§ **WHAT THE TASK ASKS**
Retrieve all lines below that have the string "Tumor".

§ **WORKING DATA**
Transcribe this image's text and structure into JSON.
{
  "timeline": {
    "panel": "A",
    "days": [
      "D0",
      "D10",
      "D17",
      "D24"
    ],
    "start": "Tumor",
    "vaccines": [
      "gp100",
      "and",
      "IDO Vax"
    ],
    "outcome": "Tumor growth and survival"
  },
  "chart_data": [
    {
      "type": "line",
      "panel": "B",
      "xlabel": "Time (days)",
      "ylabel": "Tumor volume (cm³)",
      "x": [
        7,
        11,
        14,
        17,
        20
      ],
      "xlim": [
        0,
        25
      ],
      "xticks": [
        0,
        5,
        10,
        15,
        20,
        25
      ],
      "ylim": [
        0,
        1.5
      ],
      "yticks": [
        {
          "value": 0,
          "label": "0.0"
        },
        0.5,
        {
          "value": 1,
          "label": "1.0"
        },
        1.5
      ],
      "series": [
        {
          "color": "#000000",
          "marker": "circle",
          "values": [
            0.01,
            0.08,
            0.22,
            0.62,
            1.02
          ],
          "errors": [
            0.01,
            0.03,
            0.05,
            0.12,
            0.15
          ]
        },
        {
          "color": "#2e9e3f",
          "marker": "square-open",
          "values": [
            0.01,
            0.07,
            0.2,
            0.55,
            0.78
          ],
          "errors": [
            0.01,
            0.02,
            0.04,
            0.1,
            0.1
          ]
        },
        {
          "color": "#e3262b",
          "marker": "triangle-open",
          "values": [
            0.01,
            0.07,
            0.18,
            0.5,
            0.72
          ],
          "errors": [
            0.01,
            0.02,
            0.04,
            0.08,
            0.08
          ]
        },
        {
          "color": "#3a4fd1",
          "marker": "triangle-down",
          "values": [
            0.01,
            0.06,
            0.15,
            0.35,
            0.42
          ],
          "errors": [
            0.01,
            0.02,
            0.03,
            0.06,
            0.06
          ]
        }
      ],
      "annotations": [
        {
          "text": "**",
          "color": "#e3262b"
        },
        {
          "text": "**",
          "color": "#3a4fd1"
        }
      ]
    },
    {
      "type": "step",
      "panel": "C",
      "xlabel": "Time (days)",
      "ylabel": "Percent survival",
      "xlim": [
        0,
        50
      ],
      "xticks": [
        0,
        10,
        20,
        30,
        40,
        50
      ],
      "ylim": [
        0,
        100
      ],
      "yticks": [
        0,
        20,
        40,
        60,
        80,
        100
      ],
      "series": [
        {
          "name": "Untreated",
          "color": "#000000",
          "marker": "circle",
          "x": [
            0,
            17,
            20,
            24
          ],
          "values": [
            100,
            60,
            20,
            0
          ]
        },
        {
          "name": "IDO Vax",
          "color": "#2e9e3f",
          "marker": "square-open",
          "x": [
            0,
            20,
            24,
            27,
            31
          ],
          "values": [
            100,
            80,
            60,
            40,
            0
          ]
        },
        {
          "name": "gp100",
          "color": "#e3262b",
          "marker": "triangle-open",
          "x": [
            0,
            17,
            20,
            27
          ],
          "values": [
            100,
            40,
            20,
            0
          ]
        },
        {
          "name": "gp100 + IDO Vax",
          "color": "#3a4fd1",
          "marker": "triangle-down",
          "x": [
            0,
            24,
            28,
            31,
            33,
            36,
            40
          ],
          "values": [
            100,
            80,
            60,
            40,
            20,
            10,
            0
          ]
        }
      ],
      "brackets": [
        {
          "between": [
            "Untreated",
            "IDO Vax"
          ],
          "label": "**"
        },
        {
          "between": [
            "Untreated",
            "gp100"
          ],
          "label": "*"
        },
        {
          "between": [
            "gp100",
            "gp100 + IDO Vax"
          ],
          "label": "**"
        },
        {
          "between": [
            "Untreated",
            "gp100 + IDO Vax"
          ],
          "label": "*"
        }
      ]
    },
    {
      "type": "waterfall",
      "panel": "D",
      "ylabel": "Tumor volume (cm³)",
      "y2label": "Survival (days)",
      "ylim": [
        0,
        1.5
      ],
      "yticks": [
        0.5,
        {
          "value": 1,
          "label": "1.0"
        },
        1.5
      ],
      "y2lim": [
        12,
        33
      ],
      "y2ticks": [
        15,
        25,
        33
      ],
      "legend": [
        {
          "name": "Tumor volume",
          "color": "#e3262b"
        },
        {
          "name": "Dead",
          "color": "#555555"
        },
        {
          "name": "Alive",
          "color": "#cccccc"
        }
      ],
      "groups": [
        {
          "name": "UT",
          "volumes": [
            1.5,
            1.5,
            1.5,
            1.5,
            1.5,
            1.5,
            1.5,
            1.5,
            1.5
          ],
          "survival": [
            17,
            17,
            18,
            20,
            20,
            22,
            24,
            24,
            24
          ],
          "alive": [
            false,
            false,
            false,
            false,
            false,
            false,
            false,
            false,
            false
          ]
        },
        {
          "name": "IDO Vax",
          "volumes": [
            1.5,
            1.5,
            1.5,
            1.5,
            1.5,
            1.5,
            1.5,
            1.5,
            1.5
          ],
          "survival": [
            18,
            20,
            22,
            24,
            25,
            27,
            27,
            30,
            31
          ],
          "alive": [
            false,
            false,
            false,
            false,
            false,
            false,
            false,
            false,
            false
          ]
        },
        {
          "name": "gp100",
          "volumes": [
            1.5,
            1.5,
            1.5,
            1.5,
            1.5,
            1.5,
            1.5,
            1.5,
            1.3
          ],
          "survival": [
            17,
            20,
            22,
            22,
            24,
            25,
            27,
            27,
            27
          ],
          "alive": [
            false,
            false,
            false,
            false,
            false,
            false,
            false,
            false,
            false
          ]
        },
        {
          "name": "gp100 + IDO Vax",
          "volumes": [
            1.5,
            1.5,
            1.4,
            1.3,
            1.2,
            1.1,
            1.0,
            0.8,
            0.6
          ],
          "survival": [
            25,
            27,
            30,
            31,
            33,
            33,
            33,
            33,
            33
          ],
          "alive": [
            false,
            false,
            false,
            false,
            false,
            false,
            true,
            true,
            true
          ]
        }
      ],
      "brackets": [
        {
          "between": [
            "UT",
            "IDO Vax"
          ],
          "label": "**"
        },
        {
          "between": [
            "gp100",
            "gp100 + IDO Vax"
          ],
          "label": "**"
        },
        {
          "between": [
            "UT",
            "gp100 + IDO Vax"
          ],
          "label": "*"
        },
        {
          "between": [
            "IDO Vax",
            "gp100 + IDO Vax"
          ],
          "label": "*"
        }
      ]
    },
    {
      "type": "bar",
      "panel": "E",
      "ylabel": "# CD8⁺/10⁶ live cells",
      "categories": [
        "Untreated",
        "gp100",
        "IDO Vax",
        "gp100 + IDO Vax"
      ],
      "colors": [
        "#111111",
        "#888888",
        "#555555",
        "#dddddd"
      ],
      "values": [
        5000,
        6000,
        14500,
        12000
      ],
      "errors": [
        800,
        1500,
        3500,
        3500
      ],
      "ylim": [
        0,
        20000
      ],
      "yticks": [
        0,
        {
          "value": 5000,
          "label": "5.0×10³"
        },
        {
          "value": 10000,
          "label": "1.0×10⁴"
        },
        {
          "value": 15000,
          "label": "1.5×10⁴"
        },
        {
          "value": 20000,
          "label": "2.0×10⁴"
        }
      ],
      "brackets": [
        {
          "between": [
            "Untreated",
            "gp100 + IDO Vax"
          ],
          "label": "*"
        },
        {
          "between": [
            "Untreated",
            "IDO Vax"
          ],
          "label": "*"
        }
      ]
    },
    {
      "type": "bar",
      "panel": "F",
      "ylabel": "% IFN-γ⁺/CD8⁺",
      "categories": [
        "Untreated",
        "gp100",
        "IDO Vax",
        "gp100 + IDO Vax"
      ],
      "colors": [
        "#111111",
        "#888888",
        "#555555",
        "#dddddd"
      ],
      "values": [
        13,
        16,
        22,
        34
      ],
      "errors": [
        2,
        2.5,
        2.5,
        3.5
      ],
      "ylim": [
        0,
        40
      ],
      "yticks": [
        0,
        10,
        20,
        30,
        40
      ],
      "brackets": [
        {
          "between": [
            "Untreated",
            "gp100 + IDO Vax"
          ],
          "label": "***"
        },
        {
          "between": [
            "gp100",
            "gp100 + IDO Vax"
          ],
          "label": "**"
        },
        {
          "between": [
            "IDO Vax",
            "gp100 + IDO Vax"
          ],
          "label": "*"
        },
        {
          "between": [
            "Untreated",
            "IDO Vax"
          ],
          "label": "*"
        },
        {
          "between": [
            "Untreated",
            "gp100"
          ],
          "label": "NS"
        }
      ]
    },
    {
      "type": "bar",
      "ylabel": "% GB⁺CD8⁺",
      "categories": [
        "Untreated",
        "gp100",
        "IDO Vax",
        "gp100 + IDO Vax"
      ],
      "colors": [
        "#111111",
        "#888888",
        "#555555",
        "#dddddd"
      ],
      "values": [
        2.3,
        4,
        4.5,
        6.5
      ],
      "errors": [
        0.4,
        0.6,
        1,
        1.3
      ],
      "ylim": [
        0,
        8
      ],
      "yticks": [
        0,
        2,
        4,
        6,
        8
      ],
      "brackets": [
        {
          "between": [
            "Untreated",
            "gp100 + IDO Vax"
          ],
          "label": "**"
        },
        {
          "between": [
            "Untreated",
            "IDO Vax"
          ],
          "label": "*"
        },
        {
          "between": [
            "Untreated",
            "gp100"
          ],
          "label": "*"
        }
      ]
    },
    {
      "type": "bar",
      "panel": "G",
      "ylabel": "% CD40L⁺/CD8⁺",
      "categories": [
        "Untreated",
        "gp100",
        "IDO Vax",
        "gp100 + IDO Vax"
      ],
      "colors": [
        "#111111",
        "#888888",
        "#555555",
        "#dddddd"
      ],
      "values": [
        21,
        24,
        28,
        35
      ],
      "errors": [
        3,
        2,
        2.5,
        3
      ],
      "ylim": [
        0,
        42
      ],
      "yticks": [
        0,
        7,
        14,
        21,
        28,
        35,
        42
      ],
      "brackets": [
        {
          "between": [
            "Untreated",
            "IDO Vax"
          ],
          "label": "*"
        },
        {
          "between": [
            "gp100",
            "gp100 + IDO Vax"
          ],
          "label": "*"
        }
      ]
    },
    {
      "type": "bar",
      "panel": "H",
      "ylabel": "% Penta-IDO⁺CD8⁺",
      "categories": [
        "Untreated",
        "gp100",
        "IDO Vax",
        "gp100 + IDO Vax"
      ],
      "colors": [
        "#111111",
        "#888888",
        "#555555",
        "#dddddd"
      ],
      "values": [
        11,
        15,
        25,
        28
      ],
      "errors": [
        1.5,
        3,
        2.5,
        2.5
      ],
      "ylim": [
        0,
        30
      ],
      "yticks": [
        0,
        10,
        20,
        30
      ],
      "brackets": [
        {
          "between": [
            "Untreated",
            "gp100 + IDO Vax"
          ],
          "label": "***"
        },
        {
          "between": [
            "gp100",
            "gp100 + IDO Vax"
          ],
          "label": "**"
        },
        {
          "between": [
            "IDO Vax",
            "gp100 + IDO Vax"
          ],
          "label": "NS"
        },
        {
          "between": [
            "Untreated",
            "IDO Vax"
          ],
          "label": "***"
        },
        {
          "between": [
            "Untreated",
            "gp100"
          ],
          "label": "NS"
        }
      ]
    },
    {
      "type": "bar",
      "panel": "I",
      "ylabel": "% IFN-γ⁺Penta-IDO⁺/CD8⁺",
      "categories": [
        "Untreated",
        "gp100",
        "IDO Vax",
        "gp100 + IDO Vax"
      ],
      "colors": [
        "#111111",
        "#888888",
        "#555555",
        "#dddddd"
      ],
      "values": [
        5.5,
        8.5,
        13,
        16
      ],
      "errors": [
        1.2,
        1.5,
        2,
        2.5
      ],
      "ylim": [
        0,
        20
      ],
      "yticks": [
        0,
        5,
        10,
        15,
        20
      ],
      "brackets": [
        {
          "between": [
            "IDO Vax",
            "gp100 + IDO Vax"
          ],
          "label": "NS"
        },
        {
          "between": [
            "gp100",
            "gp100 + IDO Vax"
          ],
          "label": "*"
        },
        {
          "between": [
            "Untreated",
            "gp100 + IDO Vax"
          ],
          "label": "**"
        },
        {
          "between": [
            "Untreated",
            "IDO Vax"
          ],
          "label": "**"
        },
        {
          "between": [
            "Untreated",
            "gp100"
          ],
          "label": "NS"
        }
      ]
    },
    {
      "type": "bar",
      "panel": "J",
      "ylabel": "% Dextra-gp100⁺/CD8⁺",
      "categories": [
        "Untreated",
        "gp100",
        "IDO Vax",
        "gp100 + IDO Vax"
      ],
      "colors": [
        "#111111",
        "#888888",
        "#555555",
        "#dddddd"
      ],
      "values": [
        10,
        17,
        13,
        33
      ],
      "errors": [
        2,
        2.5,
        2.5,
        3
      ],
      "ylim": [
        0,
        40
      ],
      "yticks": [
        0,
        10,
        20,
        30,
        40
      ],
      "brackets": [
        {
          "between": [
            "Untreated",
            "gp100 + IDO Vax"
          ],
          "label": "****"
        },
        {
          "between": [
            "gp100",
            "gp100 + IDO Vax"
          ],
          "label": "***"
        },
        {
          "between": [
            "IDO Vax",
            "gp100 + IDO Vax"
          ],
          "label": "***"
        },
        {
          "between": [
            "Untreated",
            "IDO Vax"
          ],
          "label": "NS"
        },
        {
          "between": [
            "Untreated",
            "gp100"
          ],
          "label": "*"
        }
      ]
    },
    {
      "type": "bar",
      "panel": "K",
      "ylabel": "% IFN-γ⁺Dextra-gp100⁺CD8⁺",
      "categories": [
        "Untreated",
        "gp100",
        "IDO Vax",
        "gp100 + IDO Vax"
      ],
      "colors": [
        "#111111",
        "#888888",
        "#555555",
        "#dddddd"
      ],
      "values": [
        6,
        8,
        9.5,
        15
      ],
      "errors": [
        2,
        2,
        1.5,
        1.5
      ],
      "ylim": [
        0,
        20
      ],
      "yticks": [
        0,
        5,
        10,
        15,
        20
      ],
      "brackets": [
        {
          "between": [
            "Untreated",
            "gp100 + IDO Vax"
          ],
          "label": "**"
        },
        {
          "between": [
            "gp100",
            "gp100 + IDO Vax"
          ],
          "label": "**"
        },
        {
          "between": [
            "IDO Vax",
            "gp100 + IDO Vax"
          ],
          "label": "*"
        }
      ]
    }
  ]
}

§ **ANSWER FOR THE TASK**
    "start": "Tumor",
    "outcome": "Tumor growth and survival"
      "ylabel": "Tumor volume (cm³)",
      "ylabel": "Tumor volume (cm³)",
          "name": "Tumor volume",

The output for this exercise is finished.